**What the exercise asks**
The goal is to restate all of the records below word for word.

**Dataset content**
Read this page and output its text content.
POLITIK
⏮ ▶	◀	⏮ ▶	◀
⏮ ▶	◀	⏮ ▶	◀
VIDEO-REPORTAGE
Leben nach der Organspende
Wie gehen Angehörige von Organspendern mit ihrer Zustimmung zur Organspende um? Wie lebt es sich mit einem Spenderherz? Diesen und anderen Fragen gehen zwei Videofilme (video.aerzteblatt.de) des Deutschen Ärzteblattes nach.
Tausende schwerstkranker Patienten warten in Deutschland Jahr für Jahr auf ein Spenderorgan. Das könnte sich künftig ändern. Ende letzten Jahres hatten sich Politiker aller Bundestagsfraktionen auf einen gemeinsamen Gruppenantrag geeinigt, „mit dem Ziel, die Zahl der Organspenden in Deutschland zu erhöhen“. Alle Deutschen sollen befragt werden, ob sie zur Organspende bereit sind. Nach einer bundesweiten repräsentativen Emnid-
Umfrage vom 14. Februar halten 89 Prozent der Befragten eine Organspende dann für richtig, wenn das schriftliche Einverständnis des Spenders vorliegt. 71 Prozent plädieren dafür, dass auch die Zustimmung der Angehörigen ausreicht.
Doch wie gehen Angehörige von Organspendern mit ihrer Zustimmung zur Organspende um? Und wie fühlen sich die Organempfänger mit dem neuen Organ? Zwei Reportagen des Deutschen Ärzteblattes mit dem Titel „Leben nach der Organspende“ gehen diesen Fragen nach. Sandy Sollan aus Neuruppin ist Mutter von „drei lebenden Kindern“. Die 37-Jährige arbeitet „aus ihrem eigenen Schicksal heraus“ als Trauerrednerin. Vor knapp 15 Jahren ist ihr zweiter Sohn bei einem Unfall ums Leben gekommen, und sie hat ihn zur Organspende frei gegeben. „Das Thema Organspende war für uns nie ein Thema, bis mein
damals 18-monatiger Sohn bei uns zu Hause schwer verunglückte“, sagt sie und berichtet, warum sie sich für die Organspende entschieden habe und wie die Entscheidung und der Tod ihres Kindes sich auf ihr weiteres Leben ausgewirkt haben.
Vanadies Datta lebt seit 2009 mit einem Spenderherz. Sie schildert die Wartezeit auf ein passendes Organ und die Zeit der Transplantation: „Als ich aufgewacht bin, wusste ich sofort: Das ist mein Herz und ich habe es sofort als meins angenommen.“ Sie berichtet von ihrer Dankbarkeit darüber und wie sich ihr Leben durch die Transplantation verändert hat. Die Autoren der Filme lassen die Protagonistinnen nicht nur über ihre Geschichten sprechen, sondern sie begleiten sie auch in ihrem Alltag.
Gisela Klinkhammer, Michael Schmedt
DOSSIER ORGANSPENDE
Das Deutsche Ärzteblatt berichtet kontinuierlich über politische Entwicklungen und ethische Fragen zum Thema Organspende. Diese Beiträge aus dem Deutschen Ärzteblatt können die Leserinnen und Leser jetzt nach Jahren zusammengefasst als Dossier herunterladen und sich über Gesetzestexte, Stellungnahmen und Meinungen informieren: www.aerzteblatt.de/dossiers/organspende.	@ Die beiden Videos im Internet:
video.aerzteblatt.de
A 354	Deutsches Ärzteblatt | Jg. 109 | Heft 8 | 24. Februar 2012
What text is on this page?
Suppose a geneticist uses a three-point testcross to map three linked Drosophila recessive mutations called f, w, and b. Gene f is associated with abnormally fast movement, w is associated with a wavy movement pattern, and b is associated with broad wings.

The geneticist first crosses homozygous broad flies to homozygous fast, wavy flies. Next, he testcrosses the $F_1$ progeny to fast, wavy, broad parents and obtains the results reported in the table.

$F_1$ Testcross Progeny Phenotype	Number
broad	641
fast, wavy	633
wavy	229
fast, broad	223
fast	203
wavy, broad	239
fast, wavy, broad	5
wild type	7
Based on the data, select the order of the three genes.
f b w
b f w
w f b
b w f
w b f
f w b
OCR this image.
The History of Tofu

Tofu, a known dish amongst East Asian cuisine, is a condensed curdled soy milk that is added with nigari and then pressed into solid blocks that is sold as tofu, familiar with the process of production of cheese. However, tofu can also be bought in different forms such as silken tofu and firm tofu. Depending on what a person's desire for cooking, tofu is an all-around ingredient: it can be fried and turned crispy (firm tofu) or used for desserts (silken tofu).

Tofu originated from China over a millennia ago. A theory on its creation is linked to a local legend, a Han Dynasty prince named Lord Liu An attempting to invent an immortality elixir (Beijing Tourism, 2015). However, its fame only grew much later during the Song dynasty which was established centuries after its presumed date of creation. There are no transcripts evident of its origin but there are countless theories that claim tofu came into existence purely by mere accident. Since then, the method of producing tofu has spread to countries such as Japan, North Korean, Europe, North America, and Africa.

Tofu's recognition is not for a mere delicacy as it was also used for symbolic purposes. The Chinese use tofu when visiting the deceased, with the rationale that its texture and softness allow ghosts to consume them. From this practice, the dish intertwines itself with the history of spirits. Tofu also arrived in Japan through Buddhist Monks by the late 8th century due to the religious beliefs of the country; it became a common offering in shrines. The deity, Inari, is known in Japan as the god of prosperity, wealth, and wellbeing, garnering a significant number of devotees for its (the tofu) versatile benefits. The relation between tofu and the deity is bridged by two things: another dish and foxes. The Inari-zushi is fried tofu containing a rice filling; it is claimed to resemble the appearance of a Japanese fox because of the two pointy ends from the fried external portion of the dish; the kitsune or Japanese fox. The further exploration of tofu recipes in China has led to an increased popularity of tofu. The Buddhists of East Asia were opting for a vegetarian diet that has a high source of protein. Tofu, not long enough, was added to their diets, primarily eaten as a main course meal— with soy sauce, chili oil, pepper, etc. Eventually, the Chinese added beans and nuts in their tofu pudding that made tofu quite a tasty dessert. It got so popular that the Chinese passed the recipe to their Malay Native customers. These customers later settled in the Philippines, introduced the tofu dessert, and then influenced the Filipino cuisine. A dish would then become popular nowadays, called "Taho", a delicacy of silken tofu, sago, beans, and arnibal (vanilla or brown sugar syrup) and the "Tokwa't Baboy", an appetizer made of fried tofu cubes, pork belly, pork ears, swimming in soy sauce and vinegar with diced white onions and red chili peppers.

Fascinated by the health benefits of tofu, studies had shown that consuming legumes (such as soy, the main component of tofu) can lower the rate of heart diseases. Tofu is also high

**Result of the task**
Read this page and output its text content.
POLITIK
⏮ ▶	◀	⏮ ▶	◀
⏮ ▶	◀	⏮ ▶	◀
VIDEO-REPORTAGE
Leben nach der Organspende
Wie gehen Angehörige von Organspendern mit ihrer Zustimmung zur Organspende um? Wie lebt es sich mit einem Spenderherz? Diesen und anderen Fragen gehen zwei Videofilme (video.aerzteblatt.de) des Deutschen Ärzteblattes nach.
Tausende schwerstkranker Patienten warten in Deutschland Jahr für Jahr auf ein Spenderorgan. Das könnte sich künftig ändern. Ende letzten Jahres hatten sich Politiker aller Bundestagsfraktionen auf einen gemeinsamen Gruppenantrag geeinigt, „mit dem Ziel, die Zahl der Organspenden in Deutschland zu erhöhen“. Alle Deutschen sollen befragt werden, ob sie zur Organspende bereit sind. Nach einer bundesweiten repräsentativen Emnid-
Umfrage vom 14. Februar halten 89 Prozent der Befragten eine Organspende dann für richtig, wenn das schriftliche Einverständnis des Spenders vorliegt. 71 Prozent plädieren dafür, dass auch die Zustimmung der Angehörigen ausreicht.
Doch wie gehen Angehörige von Organspendern mit ihrer Zustimmung zur Organspende um? Und wie fühlen sich die Organempfänger mit dem neuen Organ? Zwei Reportagen des Deutschen Ärzteblattes mit dem Titel „Leben nach der Organspende“ gehen diesen Fragen nach. Sandy Sollan aus Neuruppin ist Mutter von „drei lebenden Kindern“. Die 37-Jährige arbeitet „aus ihrem eigenen Schicksal heraus“ als Trauerrednerin. Vor knapp 15 Jahren ist ihr zweiter Sohn bei einem Unfall ums Leben gekommen, und sie hat ihn zur Organspende frei gegeben. „Das Thema Organspende war für uns nie ein Thema, bis mein
damals 18-monatiger Sohn bei uns zu Hause schwer verunglückte“, sagt sie und berichtet, warum sie sich für die Organspende entschieden habe und wie die Entscheidung und der Tod ihres Kindes sich auf ihr weiteres Leben ausgewirkt haben.
Vanadies Datta lebt seit 2009 mit einem Spenderherz. Sie schildert die Wartezeit auf ein passendes Organ und die Zeit der Transplantation: „Als ich aufgewacht bin, wusste ich sofort: Das ist mein Herz und ich habe es sofort als meins angenommen.“ Sie berichtet von ihrer Dankbarkeit darüber und wie sich ihr Leben durch die Transplantation verändert hat. Die Autoren der Filme lassen die Protagonistinnen nicht nur über ihre Geschichten sprechen, sondern sie begleiten sie auch in ihrem Alltag.
Gisela Klinkhammer, Michael Schmedt
DOSSIER ORGANSPENDE
Das Deutsche Ärzteblatt berichtet kontinuierlich über politische Entwicklungen und ethische Fragen zum Thema Organspende. Diese Beiträge aus dem Deutschen Ärzteblatt können die Leserinnen und Leser jetzt nach Jahren zusammengefasst als Dossier herunterladen und sich über Gesetzestexte, Stellungnahmen und Meinungen informieren: www.aerzteblatt.de/dossiers/organspende.	@ Die beiden Videos im Internet:
video.aerzteblatt.de
A 354	Deutsches Ärzteblatt | Jg. 109 | Heft 8 | 24. Februar 2012
What text is on this page?
Suppose a geneticist uses a three-point testcross to map three linked Drosophila recessive mutations called f, w, and b. Gene f is associated with abnormally fast movement, w is associated with a wavy movement pattern, and b is associated with broad wings.

The geneticist first crosses homozygous broad flies to homozygous fast, wavy flies. Next, he testcrosses the $F_1$ progeny to fast, wavy, broad parents and obtains the results reported in the table.

$F_1$ Testcross Progeny Phenotype	Number
broad	641
fast, wavy	633
wavy	229
fast, broad	223
fast	203
wavy, broad	239
fast, wavy, broad	5
wild type	7
Based on the data, select the order of the three genes.
f b w
b f w
w f b
b w f
w b f
f w b
OCR this image.
The History of Tofu

Tofu, a known dish amongst East Asian cuisine, is a condensed curdled soy milk that is added with nigari and then pressed into solid blocks that is sold as tofu, familiar with the process of production of cheese. However, tofu can also be bought in different forms such as silken tofu and firm tofu. Depending on what a person's desire for cooking, tofu is an all-around ingredient: it can be fried and turned crispy (firm tofu) or used for desserts (silken tofu).

Tofu originated from China over a millennia ago. A theory on its creation is linked to a local legend, a Han Dynasty prince named Lord Liu An attempting to invent an immortality elixir (Beijing Tourism, 2015). However, its fame only grew much later during the Song dynasty which was established centuries after its presumed date of creation. There are no transcripts evident of its origin but there are countless theories that claim tofu came into existence purely by mere accident. Since then, the method of producing tofu has spread to countries such as Japan, North Korean, Europe, North America, and Africa.

Tofu's recognition is not for a mere delicacy as it was also used for symbolic purposes. The Chinese use tofu when visiting the deceased, with the rationale that its texture and softness allow ghosts to consume them. From this practice, the dish intertwines itself with the history of spirits. Tofu also arrived in Japan through Buddhist Monks by the late 8th century due to the religious beliefs of the country; it became a common offering in shrines. The deity, Inari, is known in Japan as the god of prosperity, wealth, and wellbeing, garnering a significant number of devotees for its (the tofu) versatile benefits. The relation between tofu and the deity is bridged by two things: another dish and foxes. The Inari-zushi is fried tofu containing a rice filling; it is claimed to resemble the appearance of a Japanese fox because of the two pointy ends from the fried external portion of the dish; the kitsune or Japanese fox. The further exploration of tofu recipes in China has led to an increased popularity of tofu. The Buddhists of East Asia were opting for a vegetarian diet that has a high source of protein. Tofu, not long enough, was added to their diets, primarily eaten as a main course meal— with soy sauce, chili oil, pepper, etc. Eventually, the Chinese added beans and nuts in their tofu pudding that made tofu quite a tasty dessert. It got so popular that the Chinese passed the recipe to their Malay Native customers. These customers later settled in the Philippines, introduced the tofu dessert, and then influenced the Filipino cuisine. A dish would then become popular nowadays, called "Taho", a delicacy of silken tofu, sago, beans, and arnibal (vanilla or brown sugar syrup) and the "Tokwa't Baboy", an appetizer made of fried tofu cubes, pork belly, pork ears, swimming in soy sauce and vinegar with diced white onions and red chili peppers.

Fascinated by the health benefits of tofu, studies had shown that consuming legumes (such as soy, the main component of tofu) can lower the rate of heart diseases. Tofu is also high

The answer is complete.